:: Exercise requirements ::
Pictures do not belong in the copy; quote every entry below exactly.

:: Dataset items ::
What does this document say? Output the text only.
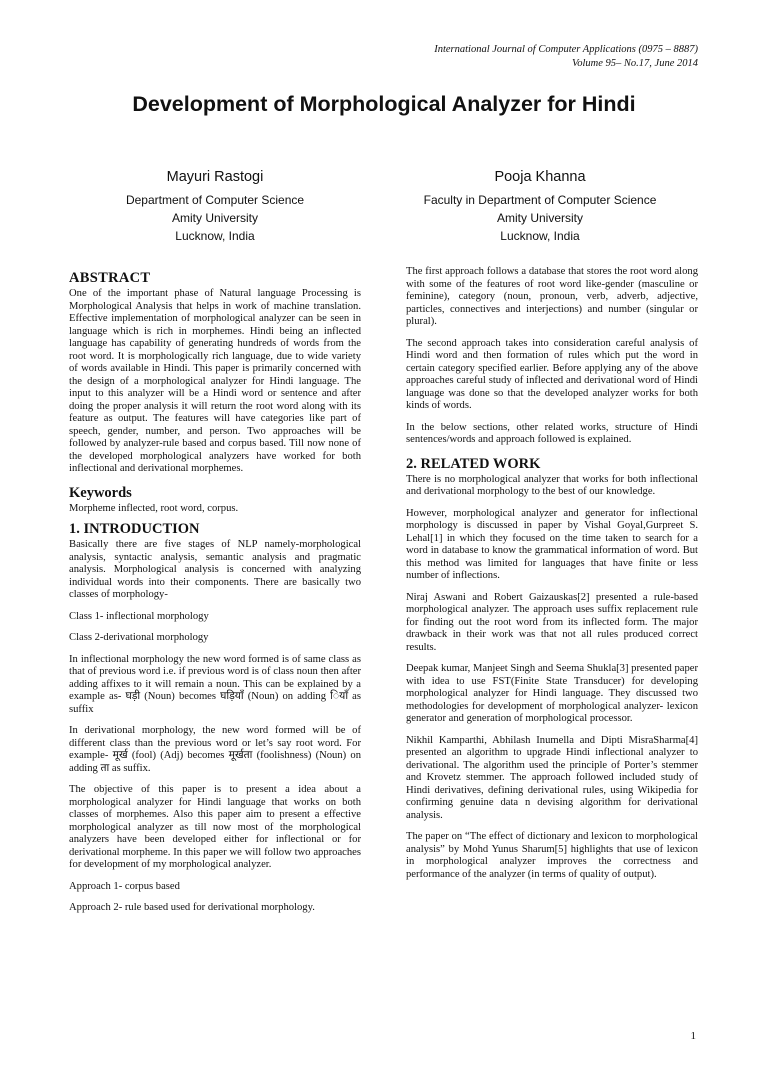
International Journal of Computer Applications (0975 – 8887)
Volume 95– No.17, June 2014
Development of Morphological Analyzer for Hindi
Mayuri Rastogi
Department of Computer Science
Amity University
Lucknow, India
Pooja Khanna
Faculty in Department of Computer Science
Amity University
Lucknow, India
ABSTRACT

One of the important phase of Natural language Processing is Morphological Analysis that helps in work of machine translation. Effective implementation of morphological analyzer can be seen in language which is rich in morphemes. Hindi being an inflected language has capability of generating hundreds of words from the root word. It is morphologically rich language, due to wide variety of words available in Hindi. This paper is primarily concerned with the design of a morphological analyzer for Hindi language. The input to this analyzer will be a Hindi word or sentence and after doing the proper analysis it will return the root word along with its feature as output. The features will have categories like part of speech, gender, number, and person. Two approaches will be followed by analyzer-rule based and corpus based. Till now none of the developed morphological analyzers have worked for both inflectional and derivational morphemes.

Keywords

Morpheme inflected, root word, corpus.

1. INTRODUCTION

Basically there are five stages of NLP namely-morphological analysis, syntactic analysis, semantic analysis and pragmatic analysis. Morphological analysis is concerned with analyzing individual words into their components. There are basically two classes of morphology-

Class 1- inflectional morphology

Class 2-derivational morphology

In inflectional morphology the new word formed is of same class as that of previous word i.e. if previous word is of class noun then after adding affixes to it will remain a noun. This can be explained by a example as- घड़ी (Noun) becomes घड़ियाँ (Noun) on adding ियाँ as suffix

In derivational morphology, the new word formed will be of different class than the previous word or let’s say root word. For example- मूर्ख (fool) (Adj) becomes मूर्खता (foolishness) (Noun) on adding ता as suffix.

The objective of this paper is to present a idea about a morphological analyzer for Hindi language that works on both classes of morphemes. Also this paper aim to present a effective morphological analyzer as till now most of the morphological analyzers have been developed either for inflectional or for derivational morpheme. In this paper we will follow two approaches for development of my morphological analyzer.

Approach 1- corpus based

Approach 2- rule based used for derivational morphology.

The first approach follows a database that stores the root word along with some of the features of root word like-gender (masculine or feminine), category (noun, pronoun, verb, adverb, adjective, particles, connectives and interjections) and number (singular or plural).

The second approach takes into consideration careful analysis of Hindi word and then formation of rules which put the word in certain category specified earlier. Before applying any of the above approaches careful study of inflected and derivational word of Hindi language was done so that the developed analyzer works for both kinds of words.

In the below sections, other related works, structure of Hindi sentences/words and approach followed is explained.

2. RELATED WORK

There is no morphological analyzer that works for both inflectional and derivational morphology to the best of our knowledge.

However, morphological analyzer and generator for inflectional morphology is discussed in paper by Vishal Goyal,Gurpreet S. Lehal[1] in which they focused on the time taken to search for a word in database to know the grammatical information of word. But this method was limited for languages that have finite or less number of inflections.

Niraj Aswani and Robert Gaizauskas[2] presented a rule-based morphological analyzer. The approach uses suffix replacement rule for finding out the root word from its inflected form. The major drawback in their work was that not all rules produced correct results.

Deepak kumar, Manjeet Singh and Seema Shukla[3] presented paper with idea to use FST(Finite State Transducer) for developing morphological analyzer for Hindi language. They discussed two methodologies for development of morphological analyzer- lexicon generator and generation of morphological processor.

Nikhil Kamparthi, Abhilash Inumella and Dipti MisraSharma[4] presented an algorithm to upgrade Hindi inflectional analyzer to derivational. The algorithm used the principle of Porter’s stemmer and Krovetz stemmer. The approach followed included study of Hindi derivatives, defining derivational rules, using Wikipedia for confirming genuine data n devising algorithm for derivational analysis.

The paper on “The effect of dictionary and lexicon to morphological analysis” by Mohd Yunus Sharum[5] highlights that use of lexicon in morphological analyzer improves the correctness and performance of the analyzer (in terms of quality of output).

1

:: Result ::
What does this document say? Output the text only.
International Journal of Computer Applications (0975 – 8887)
Volume 95– No.17, June 2014
Development of Morphological Analyzer for Hindi
Mayuri Rastogi
Department of Computer Science
Amity University
Lucknow, India
Pooja Khanna
Faculty in Department of Computer Science
Amity University
Lucknow, India
ABSTRACT

One of the important phase of Natural language Processing is Morphological Analysis that helps in work of machine translation. Effective implementation of morphological analyzer can be seen in language which is rich in morphemes. Hindi being an inflected language has capability of generating hundreds of words from the root word. It is morphologically rich language, due to wide variety of words available in Hindi. This paper is primarily concerned with the design of a morphological analyzer for Hindi language. The input to this analyzer will be a Hindi word or sentence and after doing the proper analysis it will return the root word along with its feature as output. The features will have categories like part of speech, gender, number, and person. Two approaches will be followed by analyzer-rule based and corpus based. Till now none of the developed morphological analyzers have worked for both inflectional and derivational morphemes.

Keywords

Morpheme inflected, root word, corpus.

1. INTRODUCTION

Basically there are five stages of NLP namely-morphological analysis, syntactic analysis, semantic analysis and pragmatic analysis. Morphological analysis is concerned with analyzing individual words into their components. There are basically two classes of morphology-

Class 1- inflectional morphology

Class 2-derivational morphology

In inflectional morphology the new word formed is of same class as that of previous word i.e. if previous word is of class noun then after adding affixes to it will remain a noun. This can be explained by a example as- घड़ी (Noun) becomes घड़ियाँ (Noun) on adding ियाँ as suffix

In derivational morphology, the new word formed will be of different class than the previous word or let’s say root word. For example- मूर्ख (fool) (Adj) becomes मूर्खता (foolishness) (Noun) on adding ता as suffix.

The objective of this paper is to present a idea about a morphological analyzer for Hindi language that works on both classes of morphemes. Also this paper aim to present a effective morphological analyzer as till now most of the morphological analyzers have been developed either for inflectional or for derivational morpheme. In this paper we will follow two approaches for development of my morphological analyzer.

Approach 1- corpus based

Approach 2- rule based used for derivational morphology.

The first approach follows a database that stores the root word along with some of the features of root word like-gender (masculine or feminine), category (noun, pronoun, verb, adverb, adjective, particles, connectives and interjections) and number (singular or plural).

The second approach takes into consideration careful analysis of Hindi word and then formation of rules which put the word in certain category specified earlier. Before applying any of the above approaches careful study of inflected and derivational word of Hindi language was done so that the developed analyzer works for both kinds of words.

In the below sections, other related works, structure of Hindi sentences/words and approach followed is explained.

2. RELATED WORK

There is no morphological analyzer that works for both inflectional and derivational morphology to the best of our knowledge.

However, morphological analyzer and generator for inflectional morphology is discussed in paper by Vishal Goyal,Gurpreet S. Lehal[1] in which they focused on the time taken to search for a word in database to know the grammatical information of word. But this method was limited for languages that have finite or less number of inflections.

Niraj Aswani and Robert Gaizauskas[2] presented a rule-based morphological analyzer. The approach uses suffix replacement rule for finding out the root word from its inflected form. The major drawback in their work was that not all rules produced correct results.

Deepak kumar, Manjeet Singh and Seema Shukla[3] presented paper with idea to use FST(Finite State Transducer) for developing morphological analyzer for Hindi language. They discussed two methodologies for development of morphological analyzer- lexicon generator and generation of morphological processor.

Nikhil Kamparthi, Abhilash Inumella and Dipti MisraSharma[4] presented an algorithm to upgrade Hindi inflectional analyzer to derivational. The algorithm used the principle of Porter’s stemmer and Krovetz stemmer. The approach followed included study of Hindi derivatives, defining derivational rules, using Wikipedia for confirming genuine data n devising algorithm for derivational analysis.

The paper on “The effect of dictionary and lexicon to morphological analysis” by Mohd Yunus Sharum[5] highlights that use of lexicon in morphological analyzer improves the correctness and performance of the analyzer (in terms of quality of output).

1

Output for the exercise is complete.